- _The task_
Please set down all the lines beneath this one exactly, without the pictures.

- _Supplied records_
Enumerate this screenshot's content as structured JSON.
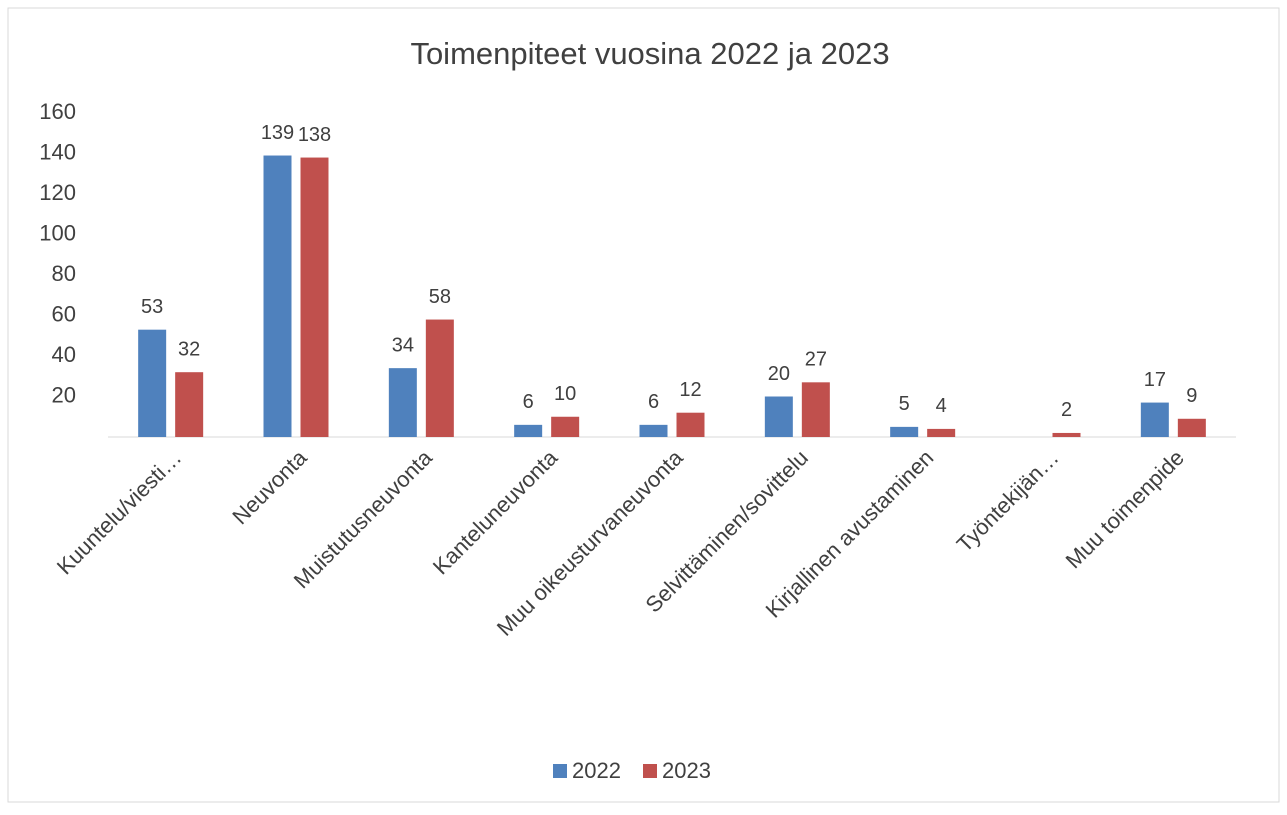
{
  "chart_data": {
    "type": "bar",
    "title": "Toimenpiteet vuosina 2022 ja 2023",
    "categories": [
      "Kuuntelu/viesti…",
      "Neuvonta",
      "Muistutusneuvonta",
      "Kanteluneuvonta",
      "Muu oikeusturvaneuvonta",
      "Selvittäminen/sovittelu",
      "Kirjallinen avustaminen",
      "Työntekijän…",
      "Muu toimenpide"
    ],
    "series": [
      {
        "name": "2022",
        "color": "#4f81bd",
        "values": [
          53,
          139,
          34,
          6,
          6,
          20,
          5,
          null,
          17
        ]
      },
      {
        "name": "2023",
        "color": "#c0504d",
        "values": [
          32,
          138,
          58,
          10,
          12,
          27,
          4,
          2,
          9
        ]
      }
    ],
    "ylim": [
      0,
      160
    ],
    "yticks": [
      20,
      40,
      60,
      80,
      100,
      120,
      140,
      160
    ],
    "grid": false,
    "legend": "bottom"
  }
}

- _Answer to the task_
Enumerate this screenshot's content as structured JSON.
{
  "chart_data": {
    "type": "bar",
    "title": "Toimenpiteet vuosina 2022 ja 2023",
    "categories": [
      "Kuuntelu/viesti…",
      "Neuvonta",
      "Muistutusneuvonta",
      "Kanteluneuvonta",
      "Muu oikeusturvaneuvonta",
      "Selvittäminen/sovittelu",
      "Kirjallinen avustaminen",
      "Työntekijän…",
      "Muu toimenpide"
    ],
    "series": [
      {
        "name": "2022",
        "color": "#4f81bd",
        "values": [
          53,
          139,
          34,
          6,
          6,
          20,
          5,
          null,
          17
        ]
      },
      {
        "name": "2023",
        "color": "#c0504d",
        "values": [
          32,
          138,
          58,
          10,
          12,
          27,
          4,
          2,
          9
        ]
      }
    ],
    "ylim": [
      0,
      160
    ],
    "yticks": [
      20,
      40,
      60,
      80,
      100,
      120,
      140,
      160
    ],
    "grid": false,
    "legend": "bottom"
  }
}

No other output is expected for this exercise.